[Lines of data]

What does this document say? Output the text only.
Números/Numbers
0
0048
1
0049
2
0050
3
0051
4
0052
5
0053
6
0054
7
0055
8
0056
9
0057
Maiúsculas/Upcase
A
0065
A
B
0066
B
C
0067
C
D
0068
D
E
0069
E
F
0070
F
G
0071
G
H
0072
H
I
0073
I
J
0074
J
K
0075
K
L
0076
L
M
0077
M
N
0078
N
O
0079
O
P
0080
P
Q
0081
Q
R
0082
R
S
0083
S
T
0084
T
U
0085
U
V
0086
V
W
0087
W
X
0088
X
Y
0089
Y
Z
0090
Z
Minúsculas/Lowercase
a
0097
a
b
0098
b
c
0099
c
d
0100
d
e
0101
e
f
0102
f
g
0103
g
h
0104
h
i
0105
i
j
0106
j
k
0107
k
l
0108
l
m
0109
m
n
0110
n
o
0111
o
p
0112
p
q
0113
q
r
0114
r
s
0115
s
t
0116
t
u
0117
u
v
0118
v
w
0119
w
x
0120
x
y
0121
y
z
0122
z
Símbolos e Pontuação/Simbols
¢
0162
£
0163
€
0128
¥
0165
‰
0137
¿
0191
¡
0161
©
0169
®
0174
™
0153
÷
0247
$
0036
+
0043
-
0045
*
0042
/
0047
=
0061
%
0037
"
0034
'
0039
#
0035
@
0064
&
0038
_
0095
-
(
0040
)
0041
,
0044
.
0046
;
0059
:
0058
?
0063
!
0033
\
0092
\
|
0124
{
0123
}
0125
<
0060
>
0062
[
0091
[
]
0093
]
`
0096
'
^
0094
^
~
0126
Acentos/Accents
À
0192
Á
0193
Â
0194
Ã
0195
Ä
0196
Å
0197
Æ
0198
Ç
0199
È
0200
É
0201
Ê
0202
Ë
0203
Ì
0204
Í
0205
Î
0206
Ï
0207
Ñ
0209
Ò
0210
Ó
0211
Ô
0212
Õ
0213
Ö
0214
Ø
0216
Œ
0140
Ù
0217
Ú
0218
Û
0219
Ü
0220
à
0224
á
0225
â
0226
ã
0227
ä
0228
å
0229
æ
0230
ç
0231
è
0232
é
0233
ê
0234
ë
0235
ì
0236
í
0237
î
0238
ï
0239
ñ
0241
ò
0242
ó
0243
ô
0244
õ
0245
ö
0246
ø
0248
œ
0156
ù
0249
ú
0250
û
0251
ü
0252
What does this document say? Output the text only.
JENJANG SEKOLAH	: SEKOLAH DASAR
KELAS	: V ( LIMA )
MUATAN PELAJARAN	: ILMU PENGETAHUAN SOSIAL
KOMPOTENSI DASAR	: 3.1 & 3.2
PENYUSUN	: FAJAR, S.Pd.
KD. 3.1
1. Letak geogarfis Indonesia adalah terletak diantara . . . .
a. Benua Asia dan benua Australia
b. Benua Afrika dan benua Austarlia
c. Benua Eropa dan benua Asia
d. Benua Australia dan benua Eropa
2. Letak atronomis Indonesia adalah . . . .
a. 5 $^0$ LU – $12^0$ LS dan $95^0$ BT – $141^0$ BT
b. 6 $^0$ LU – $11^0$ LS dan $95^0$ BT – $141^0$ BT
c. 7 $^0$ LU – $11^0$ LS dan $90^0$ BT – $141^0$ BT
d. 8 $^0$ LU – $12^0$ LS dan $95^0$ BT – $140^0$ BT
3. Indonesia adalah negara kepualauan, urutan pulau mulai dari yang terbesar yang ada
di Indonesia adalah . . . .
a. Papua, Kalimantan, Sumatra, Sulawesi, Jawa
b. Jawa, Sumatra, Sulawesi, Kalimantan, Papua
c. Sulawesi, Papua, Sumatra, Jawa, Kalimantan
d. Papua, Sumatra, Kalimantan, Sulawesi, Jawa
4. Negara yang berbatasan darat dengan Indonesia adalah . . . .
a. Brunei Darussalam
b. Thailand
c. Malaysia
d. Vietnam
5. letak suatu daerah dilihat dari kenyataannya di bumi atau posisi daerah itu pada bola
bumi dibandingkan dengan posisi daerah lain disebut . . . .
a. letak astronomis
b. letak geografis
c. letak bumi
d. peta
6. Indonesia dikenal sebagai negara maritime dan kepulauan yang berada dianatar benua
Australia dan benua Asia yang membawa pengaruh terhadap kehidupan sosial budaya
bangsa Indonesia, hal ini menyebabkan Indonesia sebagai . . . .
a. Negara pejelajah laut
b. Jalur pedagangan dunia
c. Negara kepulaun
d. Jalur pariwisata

■ **What this task involves**:
The records above should be duplicated in full, exactly as given.

■ **Expected answer**:
What does this document say? Output the text only.
Números/Numbers
0
0048
1
0049
2
0050
3
0051
4
0052
5
0053
6
0054
7
0055
8
0056
9
0057
Maiúsculas/Upcase
A
0065
A
B
0066
B
C
0067
C
D
0068
D
E
0069
E
F
0070
F
G
0071
G
H
0072
H
I
0073
I
J
0074
J
K
0075
K
L
0076
L
M
0077
M
N
0078
N
O
0079
O
P
0080
P
Q
0081
Q
R
0082
R
S
0083
S
T
0084
T
U
0085
U
V
0086
V
W
0087
W
X
0088
X
Y
0089
Y
Z
0090
Z
Minúsculas/Lowercase
a
0097
a
b
0098
b
c
0099
c
d
0100
d
e
0101
e
f
0102
f
g
0103
g
h
0104
h
i
0105
i
j
0106
j
k
0107
k
l
0108
l
m
0109
m
n
0110
n
o
0111
o
p
0112
p
q
0113
q
r
0114
r
s
0115
s
t
0116
t
u
0117
u
v
0118
v
w
0119
w
x
0120
x
y
0121
y
z
0122
z
Símbolos e Pontuação/Simbols
¢
0162
£
0163
€
0128
¥
0165
‰
0137
¿
0191
¡
0161
©
0169
®
0174
™
0153
÷
0247
$
0036
+
0043
-
0045
*
0042
/
0047
=
0061
%
0037
"
0034
'
0039
#
0035
@
0064
&
0038
_
0095
-
(
0040
)
0041
,
0044
.
0046
;
0059
:
0058
?
0063
!
0033
\
0092
\
|
0124
{
0123
}
0125
<
0060
>
0062
[
0091
[
]
0093
]
`
0096
'
^
0094
^
~
0126
Acentos/Accents
À
0192
Á
0193
Â
0194
Ã
0195
Ä
0196
Å
0197
Æ
0198
Ç
0199
È
0200
É
0201
Ê
0202
Ë
0203
Ì
0204
Í
0205
Î
0206
Ï
0207
Ñ
0209
Ò
0210
Ó
0211
Ô
0212
Õ
0213
Ö
0214
Ø
0216
Œ
0140
Ù
0217
Ú
0218
Û
0219
Ü
0220
à
0224
á
0225
â
0226
ã
0227
ä
0228
å
0229
æ
0230
ç
0231
è
0232
é
0233
ê
0234
ë
0235
ì
0236
í
0237
î
0238
ï
0239
ñ
0241
ò
0242
ó
0243
ô
0244
õ
0245
ö
0246
ø
0248
œ
0156
ù
0249
ú
0250
û
0251
ü
0252
What does this document say? Output the text only.
JENJANG SEKOLAH	: SEKOLAH DASAR
KELAS	: V ( LIMA )
MUATAN PELAJARAN	: ILMU PENGETAHUAN SOSIAL
KOMPOTENSI DASAR	: 3.1 & 3.2
PENYUSUN	: FAJAR, S.Pd.
KD. 3.1
1. Letak geogarfis Indonesia adalah terletak diantara . . . .
a. Benua Asia dan benua Australia
b. Benua Afrika dan benua Austarlia
c. Benua Eropa dan benua Asia
d. Benua Australia dan benua Eropa
2. Letak atronomis Indonesia adalah . . . .
a. 5 $^0$ LU – $12^0$ LS dan $95^0$ BT – $141^0$ BT
b. 6 $^0$ LU – $11^0$ LS dan $95^0$ BT – $141^0$ BT
c. 7 $^0$ LU – $11^0$ LS dan $90^0$ BT – $141^0$ BT
d. 8 $^0$ LU – $12^0$ LS dan $95^0$ BT – $140^0$ BT
3. Indonesia adalah negara kepualauan, urutan pulau mulai dari yang terbesar yang ada
di Indonesia adalah . . . .
a. Papua, Kalimantan, Sumatra, Sulawesi, Jawa
b. Jawa, Sumatra, Sulawesi, Kalimantan, Papua
c. Sulawesi, Papua, Sumatra, Jawa, Kalimantan
d. Papua, Sumatra, Kalimantan, Sulawesi, Jawa
4. Negara yang berbatasan darat dengan Indonesia adalah . . . .
a. Brunei Darussalam
b. Thailand
c. Malaysia
d. Vietnam
5. letak suatu daerah dilihat dari kenyataannya di bumi atau posisi daerah itu pada bola
bumi dibandingkan dengan posisi daerah lain disebut . . . .
a. letak astronomis
b. letak geografis
c. letak bumi
d. peta
6. Indonesia dikenal sebagai negara maritime dan kepulauan yang berada dianatar benua
Australia dan benua Asia yang membawa pengaruh terhadap kehidupan sosial budaya
bangsa Indonesia, hal ini menyebabkan Indonesia sebagai . . . .
a. Negara pejelajah laut
b. Jalur pedagangan dunia
c. Negara kepulaun
d. Jalur pariwisata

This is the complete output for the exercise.